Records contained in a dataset

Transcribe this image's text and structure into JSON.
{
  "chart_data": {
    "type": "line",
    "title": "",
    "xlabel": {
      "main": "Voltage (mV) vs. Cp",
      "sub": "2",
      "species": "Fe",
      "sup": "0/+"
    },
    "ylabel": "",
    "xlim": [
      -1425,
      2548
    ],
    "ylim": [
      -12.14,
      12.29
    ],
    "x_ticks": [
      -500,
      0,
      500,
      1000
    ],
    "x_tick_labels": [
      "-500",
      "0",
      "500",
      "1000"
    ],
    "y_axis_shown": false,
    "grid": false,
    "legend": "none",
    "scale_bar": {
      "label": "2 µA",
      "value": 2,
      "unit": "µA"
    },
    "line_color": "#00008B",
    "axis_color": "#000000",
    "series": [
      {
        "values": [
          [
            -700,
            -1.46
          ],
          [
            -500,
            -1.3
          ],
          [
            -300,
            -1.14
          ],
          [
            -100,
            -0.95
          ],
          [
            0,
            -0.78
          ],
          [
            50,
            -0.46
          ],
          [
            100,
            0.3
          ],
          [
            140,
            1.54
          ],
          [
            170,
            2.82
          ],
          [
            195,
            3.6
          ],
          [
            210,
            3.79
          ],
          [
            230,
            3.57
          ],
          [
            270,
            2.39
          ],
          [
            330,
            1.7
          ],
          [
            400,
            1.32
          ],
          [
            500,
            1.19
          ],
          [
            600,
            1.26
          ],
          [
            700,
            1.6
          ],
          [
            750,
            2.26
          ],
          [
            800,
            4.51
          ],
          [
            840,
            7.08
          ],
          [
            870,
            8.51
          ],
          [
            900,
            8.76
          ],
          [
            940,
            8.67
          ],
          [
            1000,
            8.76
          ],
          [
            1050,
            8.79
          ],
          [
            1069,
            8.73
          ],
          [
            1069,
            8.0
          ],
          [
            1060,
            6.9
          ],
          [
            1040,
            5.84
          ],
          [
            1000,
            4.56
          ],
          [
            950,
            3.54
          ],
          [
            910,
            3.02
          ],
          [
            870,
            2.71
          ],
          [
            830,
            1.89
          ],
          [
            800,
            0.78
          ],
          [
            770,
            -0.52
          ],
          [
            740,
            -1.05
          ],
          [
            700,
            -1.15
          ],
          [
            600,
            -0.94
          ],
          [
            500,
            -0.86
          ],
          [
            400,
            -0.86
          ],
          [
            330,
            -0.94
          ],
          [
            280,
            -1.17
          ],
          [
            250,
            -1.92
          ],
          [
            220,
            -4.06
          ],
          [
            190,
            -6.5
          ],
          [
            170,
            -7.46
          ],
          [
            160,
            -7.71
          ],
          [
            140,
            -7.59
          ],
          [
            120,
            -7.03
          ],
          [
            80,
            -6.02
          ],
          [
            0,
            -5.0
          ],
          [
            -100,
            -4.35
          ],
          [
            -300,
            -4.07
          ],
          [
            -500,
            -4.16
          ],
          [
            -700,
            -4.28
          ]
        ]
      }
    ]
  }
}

* [TASK DIRECTIONS] Every entry above should be retyped exactly as shown.

* [TASK OUTPUT]
Transcribe this image's text and structure into JSON.
{
  "chart_data": {
    "type": "line",
    "title": "",
    "xlabel": {
      "main": "Voltage (mV) vs. Cp",
      "sub": "2",
      "species": "Fe",
      "sup": "0/+"
    },
    "ylabel": "",
    "xlim": [
      -1425,
      2548
    ],
    "ylim": [
      -12.14,
      12.29
    ],
    "x_ticks": [
      -500,
      0,
      500,
      1000
    ],
    "x_tick_labels": [
      "-500",
      "0",
      "500",
      "1000"
    ],
    "y_axis_shown": false,
    "grid": false,
    "legend": "none",
    "scale_bar": {
      "label": "2 µA",
      "value": 2,
      "unit": "µA"
    },
    "line_color": "#00008B",
    "axis_color": "#000000",
    "series": [
      {
        "values": [
          [
            -700,
            -1.46
          ],
          [
            -500,
            -1.3
          ],
          [
            -300,
            -1.14
          ],
          [
            -100,
            -0.95
          ],
          [
            0,
            -0.78
          ],
          [
            50,
            -0.46
          ],
          [
            100,
            0.3
          ],
          [
            140,
            1.54
          ],
          [
            170,
            2.82
          ],
          [
            195,
            3.6
          ],
          [
            210,
            3.79
          ],
          [
            230,
            3.57
          ],
          [
            270,
            2.39
          ],
          [
            330,
            1.7
          ],
          [
            400,
            1.32
          ],
          [
            500,
            1.19
          ],
          [
            600,
            1.26
          ],
          [
            700,
            1.6
          ],
          [
            750,
            2.26
          ],
          [
            800,
            4.51
          ],
          [
            840,
            7.08
          ],
          [
            870,
            8.51
          ],
          [
            900,
            8.76
          ],
          [
            940,
            8.67
          ],
          [
            1000,
            8.76
          ],
          [
            1050,
            8.79
          ],
          [
            1069,
            8.73
          ],
          [
            1069,
            8.0
          ],
          [
            1060,
            6.9
          ],
          [
            1040,
            5.84
          ],
          [
            1000,
            4.56
          ],
          [
            950,
            3.54
          ],
          [
            910,
            3.02
          ],
          [
            870,
            2.71
          ],
          [
            830,
            1.89
          ],
          [
            800,
            0.78
          ],
          [
            770,
            -0.52
          ],
          [
            740,
            -1.05
          ],
          [
            700,
            -1.15
          ],
          [
            600,
            -0.94
          ],
          [
            500,
            -0.86
          ],
          [
            400,
            -0.86
          ],
          [
            330,
            -0.94
          ],
          [
            280,
            -1.17
          ],
          [
            250,
            -1.92
          ],
          [
            220,
            -4.06
          ],
          [
            190,
            -6.5
          ],
          [
            170,
            -7.46
          ],
          [
            160,
            -7.71
          ],
          [
            140,
            -7.59
          ],
          [
            120,
            -7.03
          ],
          [
            80,
            -6.02
          ],
          [
            0,
            -5.0
          ],
          [
            -100,
            -4.35
          ],
          [
            -300,
            -4.07
          ],
          [
            -500,
            -4.16
          ],
          [
            -700,
            -4.28
          ]
        ]
      }
    ]
  }
}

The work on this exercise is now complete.